Your task —
Your task is to locate every line holding the string "mais" and to copy each of them.

Data to use —
==*==
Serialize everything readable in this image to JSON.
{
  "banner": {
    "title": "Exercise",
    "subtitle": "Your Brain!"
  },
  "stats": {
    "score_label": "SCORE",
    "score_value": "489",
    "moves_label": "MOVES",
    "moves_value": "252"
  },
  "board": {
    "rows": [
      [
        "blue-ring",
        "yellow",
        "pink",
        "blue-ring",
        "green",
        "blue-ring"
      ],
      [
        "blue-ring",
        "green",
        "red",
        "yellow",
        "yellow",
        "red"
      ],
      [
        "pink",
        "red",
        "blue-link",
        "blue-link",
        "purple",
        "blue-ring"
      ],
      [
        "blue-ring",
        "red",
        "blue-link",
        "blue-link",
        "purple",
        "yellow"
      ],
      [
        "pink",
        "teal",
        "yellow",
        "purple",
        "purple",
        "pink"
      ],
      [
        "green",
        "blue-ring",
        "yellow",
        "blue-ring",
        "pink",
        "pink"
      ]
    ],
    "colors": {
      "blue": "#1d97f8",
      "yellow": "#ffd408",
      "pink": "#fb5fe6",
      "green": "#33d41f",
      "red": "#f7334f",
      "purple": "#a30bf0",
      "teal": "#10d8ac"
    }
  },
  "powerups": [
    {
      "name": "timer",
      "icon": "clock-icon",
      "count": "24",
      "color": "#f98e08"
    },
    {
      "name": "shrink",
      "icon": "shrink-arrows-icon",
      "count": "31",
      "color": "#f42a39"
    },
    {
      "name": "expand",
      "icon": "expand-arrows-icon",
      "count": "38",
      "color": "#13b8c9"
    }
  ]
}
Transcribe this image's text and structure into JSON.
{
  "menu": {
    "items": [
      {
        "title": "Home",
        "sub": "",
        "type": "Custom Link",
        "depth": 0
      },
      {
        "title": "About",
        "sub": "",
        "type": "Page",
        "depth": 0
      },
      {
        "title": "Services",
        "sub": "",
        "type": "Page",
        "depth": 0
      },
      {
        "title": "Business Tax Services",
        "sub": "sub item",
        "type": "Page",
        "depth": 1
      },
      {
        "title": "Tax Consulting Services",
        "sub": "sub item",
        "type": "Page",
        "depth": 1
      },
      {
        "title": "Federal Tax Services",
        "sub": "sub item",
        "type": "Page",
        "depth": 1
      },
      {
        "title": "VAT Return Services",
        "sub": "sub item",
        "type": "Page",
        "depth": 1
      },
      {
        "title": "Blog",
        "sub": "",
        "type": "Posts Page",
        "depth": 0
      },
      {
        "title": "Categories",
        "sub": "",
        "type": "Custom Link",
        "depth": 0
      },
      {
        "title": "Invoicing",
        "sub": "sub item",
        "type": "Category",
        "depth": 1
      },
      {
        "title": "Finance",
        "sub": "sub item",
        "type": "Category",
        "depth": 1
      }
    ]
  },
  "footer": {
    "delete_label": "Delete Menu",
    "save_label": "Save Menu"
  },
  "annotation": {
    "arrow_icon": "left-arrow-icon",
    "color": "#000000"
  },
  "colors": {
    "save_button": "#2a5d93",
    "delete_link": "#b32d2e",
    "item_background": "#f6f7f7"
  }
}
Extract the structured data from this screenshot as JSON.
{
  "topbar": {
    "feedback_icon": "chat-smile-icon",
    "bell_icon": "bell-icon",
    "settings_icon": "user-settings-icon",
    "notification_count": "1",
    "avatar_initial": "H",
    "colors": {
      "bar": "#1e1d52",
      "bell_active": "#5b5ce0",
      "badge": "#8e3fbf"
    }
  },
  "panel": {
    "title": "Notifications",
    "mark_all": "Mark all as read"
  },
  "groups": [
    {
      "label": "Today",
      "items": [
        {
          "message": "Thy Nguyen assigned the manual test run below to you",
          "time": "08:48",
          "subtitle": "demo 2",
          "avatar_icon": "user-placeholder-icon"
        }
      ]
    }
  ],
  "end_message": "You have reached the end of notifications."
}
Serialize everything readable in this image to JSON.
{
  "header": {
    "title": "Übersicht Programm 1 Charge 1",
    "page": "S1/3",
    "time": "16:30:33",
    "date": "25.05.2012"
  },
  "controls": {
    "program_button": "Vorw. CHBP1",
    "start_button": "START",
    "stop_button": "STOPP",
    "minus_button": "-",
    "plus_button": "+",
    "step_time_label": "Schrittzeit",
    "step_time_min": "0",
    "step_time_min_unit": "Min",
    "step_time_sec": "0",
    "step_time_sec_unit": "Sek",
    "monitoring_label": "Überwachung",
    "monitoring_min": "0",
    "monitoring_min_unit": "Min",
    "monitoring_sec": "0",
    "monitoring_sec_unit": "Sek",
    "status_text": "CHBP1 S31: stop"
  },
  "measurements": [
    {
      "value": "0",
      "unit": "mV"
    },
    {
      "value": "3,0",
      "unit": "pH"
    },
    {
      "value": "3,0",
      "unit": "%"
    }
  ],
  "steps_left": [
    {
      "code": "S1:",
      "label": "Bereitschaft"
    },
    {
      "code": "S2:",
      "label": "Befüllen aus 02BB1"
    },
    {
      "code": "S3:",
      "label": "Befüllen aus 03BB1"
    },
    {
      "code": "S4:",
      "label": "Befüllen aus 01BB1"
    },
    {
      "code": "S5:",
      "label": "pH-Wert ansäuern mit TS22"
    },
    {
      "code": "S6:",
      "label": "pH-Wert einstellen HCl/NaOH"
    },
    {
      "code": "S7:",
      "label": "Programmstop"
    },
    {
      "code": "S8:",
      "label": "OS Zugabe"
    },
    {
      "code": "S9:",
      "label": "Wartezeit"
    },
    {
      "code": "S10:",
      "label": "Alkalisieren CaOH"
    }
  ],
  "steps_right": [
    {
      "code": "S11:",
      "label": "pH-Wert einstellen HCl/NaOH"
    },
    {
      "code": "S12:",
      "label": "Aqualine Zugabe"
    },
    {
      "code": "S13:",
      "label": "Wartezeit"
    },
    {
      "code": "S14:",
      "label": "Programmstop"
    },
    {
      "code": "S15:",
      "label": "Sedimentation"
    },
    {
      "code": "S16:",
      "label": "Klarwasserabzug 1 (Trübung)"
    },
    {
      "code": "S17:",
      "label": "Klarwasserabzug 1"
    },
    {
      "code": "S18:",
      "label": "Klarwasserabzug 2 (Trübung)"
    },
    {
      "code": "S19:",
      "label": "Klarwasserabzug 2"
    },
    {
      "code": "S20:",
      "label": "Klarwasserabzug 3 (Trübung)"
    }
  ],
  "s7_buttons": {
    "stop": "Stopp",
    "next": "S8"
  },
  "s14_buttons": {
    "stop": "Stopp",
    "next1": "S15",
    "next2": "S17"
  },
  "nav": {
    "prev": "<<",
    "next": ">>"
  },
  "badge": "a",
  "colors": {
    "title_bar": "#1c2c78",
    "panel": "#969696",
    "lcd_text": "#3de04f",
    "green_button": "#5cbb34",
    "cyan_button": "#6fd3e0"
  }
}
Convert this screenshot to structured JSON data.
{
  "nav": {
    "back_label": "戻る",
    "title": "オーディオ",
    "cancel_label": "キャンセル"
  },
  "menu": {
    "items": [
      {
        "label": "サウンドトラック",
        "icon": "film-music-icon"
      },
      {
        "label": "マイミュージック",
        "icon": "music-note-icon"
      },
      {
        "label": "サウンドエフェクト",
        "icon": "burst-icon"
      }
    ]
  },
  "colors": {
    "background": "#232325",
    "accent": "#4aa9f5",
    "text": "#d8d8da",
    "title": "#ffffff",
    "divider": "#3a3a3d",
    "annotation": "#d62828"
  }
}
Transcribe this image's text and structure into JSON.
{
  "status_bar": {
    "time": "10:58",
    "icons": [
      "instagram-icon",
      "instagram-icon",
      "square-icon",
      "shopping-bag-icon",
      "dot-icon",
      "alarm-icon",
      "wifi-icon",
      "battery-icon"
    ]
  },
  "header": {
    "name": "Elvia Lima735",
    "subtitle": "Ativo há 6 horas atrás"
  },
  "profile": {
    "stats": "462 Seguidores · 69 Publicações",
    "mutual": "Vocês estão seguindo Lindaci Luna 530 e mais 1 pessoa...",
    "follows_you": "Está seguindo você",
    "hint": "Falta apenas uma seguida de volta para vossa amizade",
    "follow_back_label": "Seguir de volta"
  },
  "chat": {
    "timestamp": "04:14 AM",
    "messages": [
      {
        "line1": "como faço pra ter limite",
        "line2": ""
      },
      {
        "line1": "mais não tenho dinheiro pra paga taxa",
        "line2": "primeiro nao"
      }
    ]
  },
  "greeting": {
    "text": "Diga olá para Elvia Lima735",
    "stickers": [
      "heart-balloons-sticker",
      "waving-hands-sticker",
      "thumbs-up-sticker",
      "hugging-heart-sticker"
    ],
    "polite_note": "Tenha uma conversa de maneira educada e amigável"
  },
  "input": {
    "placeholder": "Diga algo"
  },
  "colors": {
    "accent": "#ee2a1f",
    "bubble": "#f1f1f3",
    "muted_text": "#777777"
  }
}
==*==
Result of this task —
    "mutual": "Vocês estão seguindo Lindaci Luna 530 e mais 1 pessoa...",
        "line1": "mais não tenho dinheiro pra paga taxa",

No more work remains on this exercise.